Copy the items word for word, starting with the line containing "187, 684, 259]" and ending with the line containing "467, 660, 498]", both of those lines included.
'''
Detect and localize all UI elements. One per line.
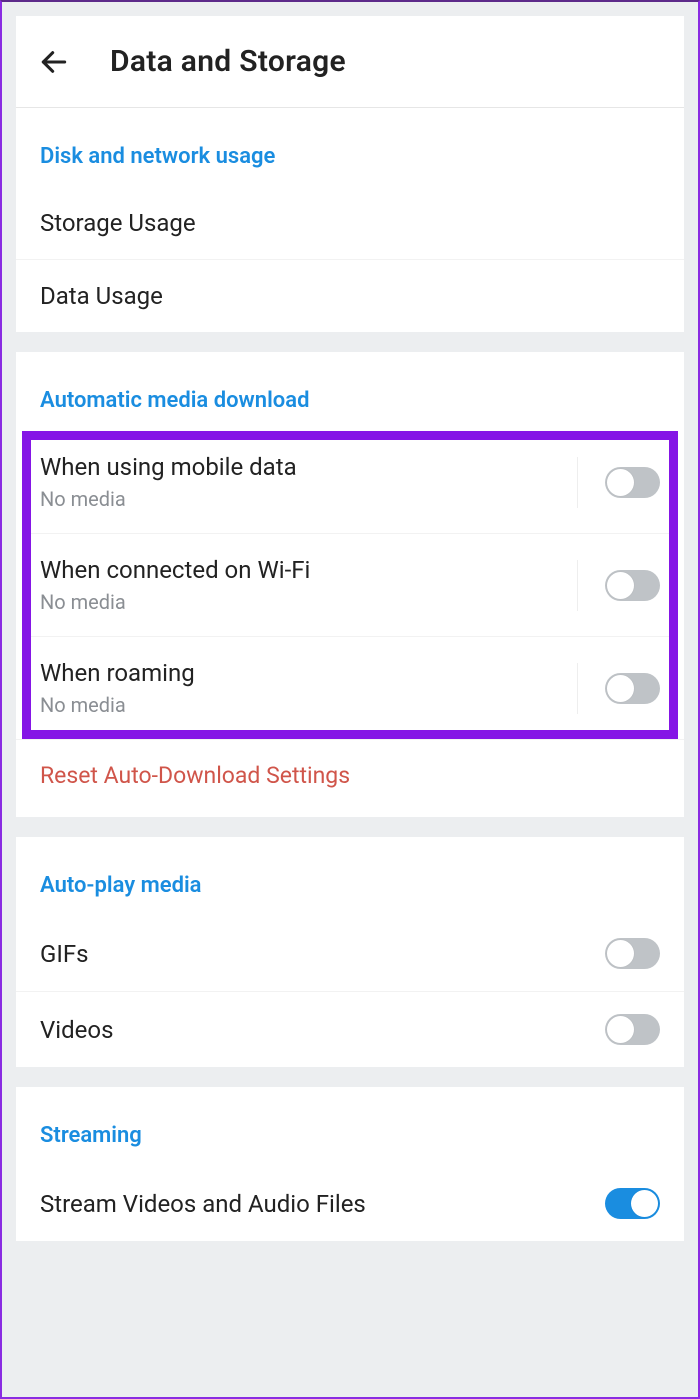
row-storage-usage[interactable]: Storage Usage	[16, 187, 684, 259]
row-sublabel: No media	[40, 487, 297, 511]
row-sublabel: No media	[40, 590, 310, 614]
row-label: GIFs	[40, 940, 89, 968]
page-title: Data and Storage	[110, 44, 346, 79]
back-icon[interactable]	[38, 46, 70, 78]
section-heading-auto: Automatic media download	[16, 352, 684, 431]
row-sublabel: No media	[40, 693, 195, 717]
section-streaming: Streaming Stream Videos and Audio Files	[16, 1087, 684, 1241]
section-heading-autoplay: Auto-play media	[16, 837, 684, 916]
section-heading-disk: Disk and network usage	[16, 108, 684, 187]
toggle-gifs[interactable]	[605, 938, 660, 969]
app-header: Data and Storage	[16, 16, 684, 108]
toggle-wifi[interactable]	[605, 570, 660, 601]
row-label: Videos	[40, 1016, 113, 1044]
section-heading-streaming: Streaming	[16, 1087, 684, 1166]
section-divider	[2, 1067, 698, 1087]
section-disk: Disk and network usage Storage Usage Dat…	[16, 108, 684, 332]
row-label: When using mobile data	[40, 453, 297, 481]
row-stream[interactable]: Stream Videos and Audio Files	[16, 1166, 684, 1241]
toggle-videos[interactable]	[605, 1014, 660, 1045]
section-divider	[2, 817, 698, 837]
row-label: Stream Videos and Audio Files	[40, 1190, 366, 1218]
toggle-mobile-data[interactable]	[605, 467, 660, 498]
section-auto-download: Automatic media download When using mobi…	[16, 352, 684, 817]
row-label: Storage Usage	[40, 209, 196, 237]
row-videos[interactable]: Videos	[16, 991, 684, 1067]
section-autoplay: Auto-play media GIFs Videos	[16, 837, 684, 1067]
toggle-stream[interactable]	[605, 1188, 660, 1219]
row-label: When roaming	[40, 659, 195, 687]
reset-auto-download[interactable]: Reset Auto-Download Settings	[16, 739, 684, 817]
row-gifs[interactable]: GIFs	[16, 916, 684, 991]
section-divider	[2, 332, 698, 352]
row-label: When connected on Wi-Fi	[40, 556, 310, 584]
toggle-roaming[interactable]	[605, 673, 660, 704]
row-wifi[interactable]: When connected on Wi-Fi No media	[22, 533, 678, 636]
row-mobile-data[interactable]: When using mobile data No media	[22, 431, 678, 533]
row-data-usage[interactable]: Data Usage	[16, 259, 684, 332]
row-label: Data Usage	[40, 282, 163, 310]
row-roaming[interactable]: When roaming No media	[22, 636, 678, 739]
auto-download-highlight: When using mobile data No media When con…	[22, 431, 678, 739]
'''
# FINISHED TASK:
row-storage-usage[interactable]: Storage Usage	[16, 187, 684, 259]
row-sublabel: No media	[40, 487, 297, 511]
row-sublabel: No media	[40, 590, 310, 614]
row-label: GIFs	[40, 940, 89, 968]
page-title: Data and Storage	[110, 44, 346, 79]
back-icon[interactable]	[38, 46, 70, 78]
section-heading-auto: Automatic media download	[16, 352, 684, 431]
row-sublabel: No media	[40, 693, 195, 717]
section-streaming: Streaming Stream Videos and Audio Files	[16, 1087, 684, 1241]
section-heading-autoplay: Auto-play media	[16, 837, 684, 916]
section-heading-disk: Disk and network usage	[16, 108, 684, 187]
toggle-gifs[interactable]	[605, 938, 660, 969]
app-header: Data and Storage	[16, 16, 684, 108]
toggle-wifi[interactable]	[605, 570, 660, 601]
row-label: Videos	[40, 1016, 113, 1044]
section-heading-streaming: Streaming	[16, 1087, 684, 1166]
section-divider	[2, 1067, 698, 1087]
section-disk: Disk and network usage Storage Usage Dat…	[16, 108, 684, 332]
row-label: When using mobile data	[40, 453, 297, 481]
row-stream[interactable]: Stream Videos and Audio Files	[16, 1166, 684, 1241]
toggle-videos[interactable]	[605, 1014, 660, 1045]
section-divider	[2, 817, 698, 837]
row-label: Stream Videos and Audio Files	[40, 1190, 366, 1218]
toggle-mobile-data[interactable]	[605, 467, 660, 498]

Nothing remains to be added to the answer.